__EXERCISE TASK__. How many lines in the listing below include the word "time"? Answer with the number and nothing else.

__DATASET EXCERPTS__.
---+---

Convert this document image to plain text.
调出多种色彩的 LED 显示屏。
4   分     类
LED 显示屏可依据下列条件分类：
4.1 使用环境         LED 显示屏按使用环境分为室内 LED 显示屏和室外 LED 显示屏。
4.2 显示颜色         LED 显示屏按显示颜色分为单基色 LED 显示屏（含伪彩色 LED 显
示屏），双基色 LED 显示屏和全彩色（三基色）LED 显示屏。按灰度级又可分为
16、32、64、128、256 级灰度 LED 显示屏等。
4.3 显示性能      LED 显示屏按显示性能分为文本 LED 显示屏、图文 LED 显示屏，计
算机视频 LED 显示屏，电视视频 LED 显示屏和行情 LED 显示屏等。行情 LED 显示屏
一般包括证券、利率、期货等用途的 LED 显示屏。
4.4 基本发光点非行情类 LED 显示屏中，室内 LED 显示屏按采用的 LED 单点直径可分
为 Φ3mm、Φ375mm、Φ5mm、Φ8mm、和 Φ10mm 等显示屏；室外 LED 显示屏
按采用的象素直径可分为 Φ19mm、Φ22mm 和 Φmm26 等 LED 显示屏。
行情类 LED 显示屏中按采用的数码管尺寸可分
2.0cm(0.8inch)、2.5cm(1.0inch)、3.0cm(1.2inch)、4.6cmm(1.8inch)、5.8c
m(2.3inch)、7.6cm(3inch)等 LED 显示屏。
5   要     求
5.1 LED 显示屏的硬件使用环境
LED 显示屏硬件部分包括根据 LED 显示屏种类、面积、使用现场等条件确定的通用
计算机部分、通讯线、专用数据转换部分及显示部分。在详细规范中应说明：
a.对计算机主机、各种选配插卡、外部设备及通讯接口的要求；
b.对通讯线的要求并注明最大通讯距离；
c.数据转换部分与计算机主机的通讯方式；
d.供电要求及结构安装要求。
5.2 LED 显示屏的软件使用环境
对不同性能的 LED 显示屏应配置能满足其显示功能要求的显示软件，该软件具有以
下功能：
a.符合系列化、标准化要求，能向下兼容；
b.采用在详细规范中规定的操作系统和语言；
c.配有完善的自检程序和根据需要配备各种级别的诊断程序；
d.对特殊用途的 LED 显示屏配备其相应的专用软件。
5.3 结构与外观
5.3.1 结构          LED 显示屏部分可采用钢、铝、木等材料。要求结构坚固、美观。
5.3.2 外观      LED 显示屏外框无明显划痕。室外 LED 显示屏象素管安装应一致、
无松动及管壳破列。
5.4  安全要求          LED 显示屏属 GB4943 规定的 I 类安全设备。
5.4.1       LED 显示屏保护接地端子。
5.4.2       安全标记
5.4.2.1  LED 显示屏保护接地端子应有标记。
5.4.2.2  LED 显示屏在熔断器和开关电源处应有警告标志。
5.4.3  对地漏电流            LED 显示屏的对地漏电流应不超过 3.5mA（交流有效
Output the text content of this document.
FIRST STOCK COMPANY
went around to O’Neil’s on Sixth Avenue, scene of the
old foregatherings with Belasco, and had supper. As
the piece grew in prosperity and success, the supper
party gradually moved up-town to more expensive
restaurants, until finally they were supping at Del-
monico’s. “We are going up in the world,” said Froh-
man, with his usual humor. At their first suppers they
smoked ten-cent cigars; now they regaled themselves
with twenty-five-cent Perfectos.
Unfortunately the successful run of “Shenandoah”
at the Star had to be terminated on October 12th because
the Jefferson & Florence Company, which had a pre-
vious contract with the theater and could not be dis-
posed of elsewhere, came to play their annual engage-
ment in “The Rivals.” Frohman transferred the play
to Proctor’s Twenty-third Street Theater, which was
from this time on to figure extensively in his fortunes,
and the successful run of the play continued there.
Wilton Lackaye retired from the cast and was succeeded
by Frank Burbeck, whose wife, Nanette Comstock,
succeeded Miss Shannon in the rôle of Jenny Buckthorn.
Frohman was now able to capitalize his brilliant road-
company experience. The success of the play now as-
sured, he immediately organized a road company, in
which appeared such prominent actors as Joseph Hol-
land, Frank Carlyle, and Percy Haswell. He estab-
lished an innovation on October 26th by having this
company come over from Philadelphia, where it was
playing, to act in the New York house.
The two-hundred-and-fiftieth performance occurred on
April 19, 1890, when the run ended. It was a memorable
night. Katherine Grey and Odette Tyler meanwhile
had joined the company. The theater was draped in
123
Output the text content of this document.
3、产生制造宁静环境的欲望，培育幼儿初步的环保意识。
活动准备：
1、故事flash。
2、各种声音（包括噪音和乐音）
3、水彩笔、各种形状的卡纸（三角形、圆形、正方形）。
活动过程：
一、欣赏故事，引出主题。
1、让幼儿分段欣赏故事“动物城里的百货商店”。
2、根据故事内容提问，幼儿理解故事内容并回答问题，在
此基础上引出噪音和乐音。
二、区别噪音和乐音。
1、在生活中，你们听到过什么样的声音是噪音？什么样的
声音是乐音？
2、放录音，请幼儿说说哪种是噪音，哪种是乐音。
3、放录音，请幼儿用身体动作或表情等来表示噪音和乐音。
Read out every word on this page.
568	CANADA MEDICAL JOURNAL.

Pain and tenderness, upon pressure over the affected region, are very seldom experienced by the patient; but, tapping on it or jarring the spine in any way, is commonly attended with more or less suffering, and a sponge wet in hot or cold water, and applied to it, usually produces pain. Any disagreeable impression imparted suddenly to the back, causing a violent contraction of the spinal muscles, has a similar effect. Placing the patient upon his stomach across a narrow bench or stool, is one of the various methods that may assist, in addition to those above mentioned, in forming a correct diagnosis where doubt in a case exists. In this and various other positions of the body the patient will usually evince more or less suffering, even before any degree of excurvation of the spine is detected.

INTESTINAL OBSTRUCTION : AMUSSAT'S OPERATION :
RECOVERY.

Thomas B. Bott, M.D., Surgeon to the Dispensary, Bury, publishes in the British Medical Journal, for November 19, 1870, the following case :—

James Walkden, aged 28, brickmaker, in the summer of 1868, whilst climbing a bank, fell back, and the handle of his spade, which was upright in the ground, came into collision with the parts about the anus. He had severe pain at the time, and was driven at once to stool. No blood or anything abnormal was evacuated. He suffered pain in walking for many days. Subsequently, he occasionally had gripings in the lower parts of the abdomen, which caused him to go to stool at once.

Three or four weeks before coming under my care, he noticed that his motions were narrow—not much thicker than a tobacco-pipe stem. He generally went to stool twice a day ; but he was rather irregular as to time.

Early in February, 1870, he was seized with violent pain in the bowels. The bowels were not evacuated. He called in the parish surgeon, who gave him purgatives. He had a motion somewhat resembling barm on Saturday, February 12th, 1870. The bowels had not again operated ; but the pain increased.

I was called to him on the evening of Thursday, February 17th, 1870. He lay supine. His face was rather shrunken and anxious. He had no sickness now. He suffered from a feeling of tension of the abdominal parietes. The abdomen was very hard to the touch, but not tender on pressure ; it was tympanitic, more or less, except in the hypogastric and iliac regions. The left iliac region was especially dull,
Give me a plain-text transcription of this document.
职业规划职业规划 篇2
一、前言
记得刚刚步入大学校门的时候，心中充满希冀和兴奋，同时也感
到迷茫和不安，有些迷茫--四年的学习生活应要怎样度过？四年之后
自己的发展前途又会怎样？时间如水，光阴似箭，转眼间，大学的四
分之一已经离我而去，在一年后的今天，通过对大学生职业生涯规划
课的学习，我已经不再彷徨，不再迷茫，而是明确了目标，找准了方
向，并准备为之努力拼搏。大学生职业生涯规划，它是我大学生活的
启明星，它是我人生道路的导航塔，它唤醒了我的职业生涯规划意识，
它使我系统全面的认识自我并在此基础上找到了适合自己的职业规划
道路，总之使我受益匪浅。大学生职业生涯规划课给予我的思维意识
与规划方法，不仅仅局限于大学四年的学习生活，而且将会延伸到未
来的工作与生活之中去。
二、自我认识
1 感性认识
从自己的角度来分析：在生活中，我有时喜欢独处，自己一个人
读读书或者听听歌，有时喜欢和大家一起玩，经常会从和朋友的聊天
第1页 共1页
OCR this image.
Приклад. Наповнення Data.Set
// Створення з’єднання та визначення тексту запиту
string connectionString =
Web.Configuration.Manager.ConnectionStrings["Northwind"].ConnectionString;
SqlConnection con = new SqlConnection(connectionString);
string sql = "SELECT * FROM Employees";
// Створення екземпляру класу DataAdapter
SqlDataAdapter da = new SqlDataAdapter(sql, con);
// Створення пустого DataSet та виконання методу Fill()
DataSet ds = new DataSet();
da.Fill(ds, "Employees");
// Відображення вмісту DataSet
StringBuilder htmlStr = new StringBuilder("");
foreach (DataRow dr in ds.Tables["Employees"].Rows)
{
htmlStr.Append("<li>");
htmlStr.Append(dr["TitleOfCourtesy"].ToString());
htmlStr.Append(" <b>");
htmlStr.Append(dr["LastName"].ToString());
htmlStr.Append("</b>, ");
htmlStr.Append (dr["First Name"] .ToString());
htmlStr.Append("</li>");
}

---+---

__RIGHT ANSWER__. 3